REQUIREMENTS:
Could you give the data below again, exactly and completely?

DATASET ROWS:
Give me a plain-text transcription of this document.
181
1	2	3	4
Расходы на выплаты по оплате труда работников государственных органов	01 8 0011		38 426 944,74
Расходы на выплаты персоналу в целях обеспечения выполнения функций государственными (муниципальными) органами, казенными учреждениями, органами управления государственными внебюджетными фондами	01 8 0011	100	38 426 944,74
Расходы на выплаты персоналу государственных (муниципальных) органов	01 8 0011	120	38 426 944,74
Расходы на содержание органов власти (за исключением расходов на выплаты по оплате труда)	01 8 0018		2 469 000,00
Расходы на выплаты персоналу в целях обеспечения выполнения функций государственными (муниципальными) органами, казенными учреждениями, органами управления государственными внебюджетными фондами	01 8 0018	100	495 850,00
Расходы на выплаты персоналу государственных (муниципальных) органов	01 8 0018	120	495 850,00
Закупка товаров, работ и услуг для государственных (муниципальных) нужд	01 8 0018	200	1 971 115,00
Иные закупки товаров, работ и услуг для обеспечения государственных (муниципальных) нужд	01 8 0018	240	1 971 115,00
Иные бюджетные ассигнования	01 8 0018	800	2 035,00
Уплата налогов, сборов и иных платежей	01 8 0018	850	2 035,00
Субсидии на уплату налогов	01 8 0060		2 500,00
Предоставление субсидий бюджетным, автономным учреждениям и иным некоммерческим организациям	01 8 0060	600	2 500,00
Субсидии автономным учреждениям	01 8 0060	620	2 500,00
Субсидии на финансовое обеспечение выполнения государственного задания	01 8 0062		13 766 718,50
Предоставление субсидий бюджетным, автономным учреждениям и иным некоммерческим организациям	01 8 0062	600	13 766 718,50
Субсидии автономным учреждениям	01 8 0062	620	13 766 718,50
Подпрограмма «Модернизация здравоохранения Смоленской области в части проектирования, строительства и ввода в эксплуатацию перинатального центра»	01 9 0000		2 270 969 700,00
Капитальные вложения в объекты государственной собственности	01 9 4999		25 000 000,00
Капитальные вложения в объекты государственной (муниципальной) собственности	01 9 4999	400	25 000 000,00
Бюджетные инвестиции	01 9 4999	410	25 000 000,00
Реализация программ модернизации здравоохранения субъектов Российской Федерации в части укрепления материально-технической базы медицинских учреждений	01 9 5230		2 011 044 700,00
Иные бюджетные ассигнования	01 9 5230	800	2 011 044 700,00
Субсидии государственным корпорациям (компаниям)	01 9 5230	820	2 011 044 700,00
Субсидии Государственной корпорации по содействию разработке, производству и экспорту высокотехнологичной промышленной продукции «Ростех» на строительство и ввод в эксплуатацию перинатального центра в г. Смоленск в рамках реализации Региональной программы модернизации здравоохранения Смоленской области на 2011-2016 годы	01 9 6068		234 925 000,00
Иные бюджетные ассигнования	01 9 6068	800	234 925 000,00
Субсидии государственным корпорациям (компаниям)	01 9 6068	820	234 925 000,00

FULL RESPONSE:
Give me a plain-text transcription of this document.
181
1	2	3	4
Расходы на выплаты по оплате труда работников государственных органов	01 8 0011		38 426 944,74
Расходы на выплаты персоналу в целях обеспечения выполнения функций государственными (муниципальными) органами, казенными учреждениями, органами управления государственными внебюджетными фондами	01 8 0011	100	38 426 944,74
Расходы на выплаты персоналу государственных (муниципальных) органов	01 8 0011	120	38 426 944,74
Расходы на содержание органов власти (за исключением расходов на выплаты по оплате труда)	01 8 0018		2 469 000,00
Расходы на выплаты персоналу в целях обеспечения выполнения функций государственными (муниципальными) органами, казенными учреждениями, органами управления государственными внебюджетными фондами	01 8 0018	100	495 850,00
Расходы на выплаты персоналу государственных (муниципальных) органов	01 8 0018	120	495 850,00
Закупка товаров, работ и услуг для государственных (муниципальных) нужд	01 8 0018	200	1 971 115,00
Иные закупки товаров, работ и услуг для обеспечения государственных (муниципальных) нужд	01 8 0018	240	1 971 115,00
Иные бюджетные ассигнования	01 8 0018	800	2 035,00
Уплата налогов, сборов и иных платежей	01 8 0018	850	2 035,00
Субсидии на уплату налогов	01 8 0060		2 500,00
Предоставление субсидий бюджетным, автономным учреждениям и иным некоммерческим организациям	01 8 0060	600	2 500,00
Субсидии автономным учреждениям	01 8 0060	620	2 500,00
Субсидии на финансовое обеспечение выполнения государственного задания	01 8 0062		13 766 718,50
Предоставление субсидий бюджетным, автономным учреждениям и иным некоммерческим организациям	01 8 0062	600	13 766 718,50
Субсидии автономным учреждениям	01 8 0062	620	13 766 718,50
Подпрограмма «Модернизация здравоохранения Смоленской области в части проектирования, строительства и ввода в эксплуатацию перинатального центра»	01 9 0000		2 270 969 700,00
Капитальные вложения в объекты государственной собственности	01 9 4999		25 000 000,00
Капитальные вложения в объекты государственной (муниципальной) собственности	01 9 4999	400	25 000 000,00
Бюджетные инвестиции	01 9 4999	410	25 000 000,00
Реализация программ модернизации здравоохранения субъектов Российской Федерации в части укрепления материально-технической базы медицинских учреждений	01 9 5230		2 011 044 700,00
Иные бюджетные ассигнования	01 9 5230	800	2 011 044 700,00
Субсидии государственным корпорациям (компаниям)	01 9 5230	820	2 011 044 700,00
Субсидии Государственной корпорации по содействию разработке, производству и экспорту высокотехнологичной промышленной продукции «Ростех» на строительство и ввод в эксплуатацию перинатального центра в г. Смоленск в рамках реализации Региональной программы модернизации здравоохранения Смоленской области на 2011-2016 годы	01 9 6068		234 925 000,00
Иные бюджетные ассигнования	01 9 6068	800	234 925 000,00
Субсидии государственным корпорациям (компаниям)	01 9 6068	820	234 925 000,00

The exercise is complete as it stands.